Make an exact copy of all the entries below, with the pictures left out.

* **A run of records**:
↓

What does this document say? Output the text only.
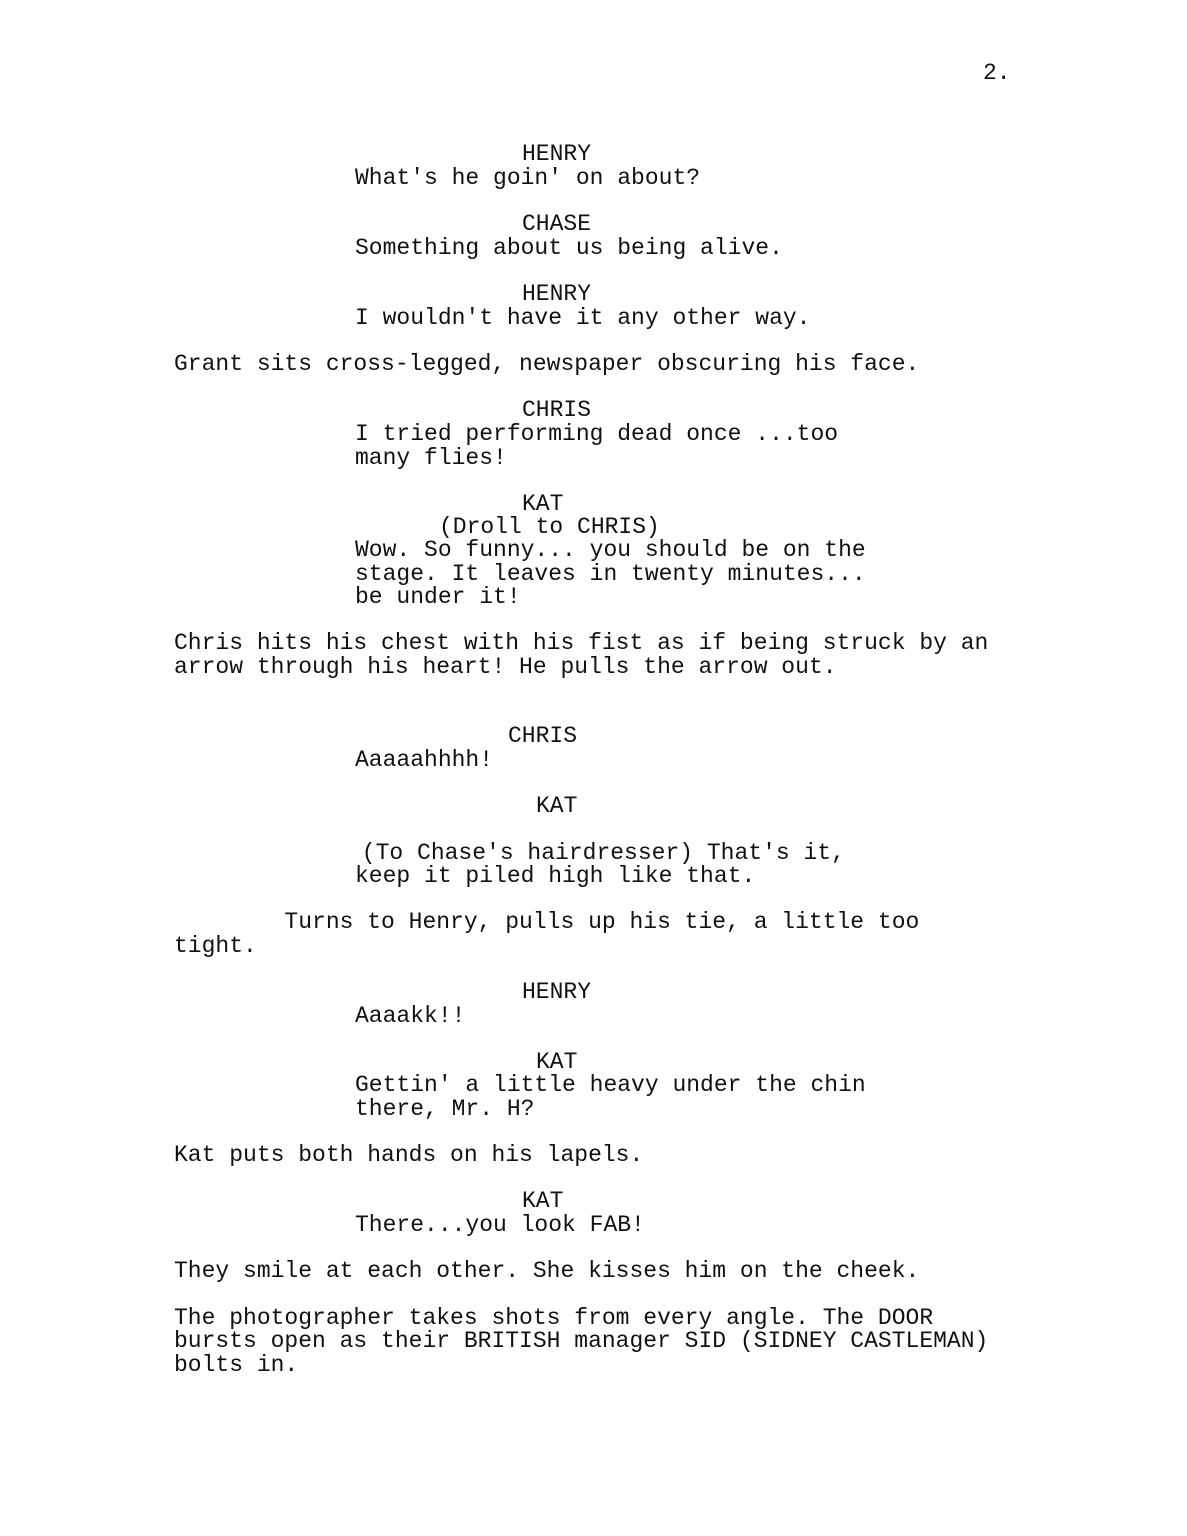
2.
HENRY
What's he goin' on about?
CHASE
Something about us being alive.
HENRY
I wouldn't have it any other way.
Grant sits cross-legged, newspaper obscuring his face.
CHRIS
I tried performing dead once ...too
many flies!
KAT
(Droll to CHRIS)
Wow. So funny... you should be on the
stage. It leaves in twenty minutes...
be under it!
Chris hits his chest with his fist as if being struck by an
arrow through his heart! He pulls the arrow out.
CHRIS
Aaaaahhhh!
KAT
(To Chase's hairdresser) That's it,
keep it piled high like that.
Turns to Henry, pulls up his tie, a little too
tight.
HENRY
Aaaakk!!
KAT
Gettin' a little heavy under the chin
there, Mr. H?
Kat puts both hands on his lapels.
KAT
There...you look FAB!
They smile at each other. She kisses him on the cheek.
The photographer takes shots from every angle. The DOOR
bursts open as their BRITISH manager SID (SIDNEY CASTLEMAN)
bolts in.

↑

* **OUTPUT BELOW**:
What does this document say? Output the text only.
2.
HENRY
What's he goin' on about?
CHASE
Something about us being alive.
HENRY
I wouldn't have it any other way.
Grant sits cross-legged, newspaper obscuring his face.
CHRIS
I tried performing dead once ...too
many flies!
KAT
(Droll to CHRIS)
Wow. So funny... you should be on the
stage. It leaves in twenty minutes...
be under it!
Chris hits his chest with his fist as if being struck by an
arrow through his heart! He pulls the arrow out.
CHRIS
Aaaaahhhh!
KAT
(To Chase's hairdresser) That's it,
keep it piled high like that.
Turns to Henry, pulls up his tie, a little too
tight.
HENRY
Aaaakk!!
KAT
Gettin' a little heavy under the chin
there, Mr. H?
Kat puts both hands on his lapels.
KAT
There...you look FAB!
They smile at each other. She kisses him on the cheek.
The photographer takes shots from every angle. The DOOR
bursts open as their BRITISH manager SID (SIDNEY CASTLEMAN)
bolts in.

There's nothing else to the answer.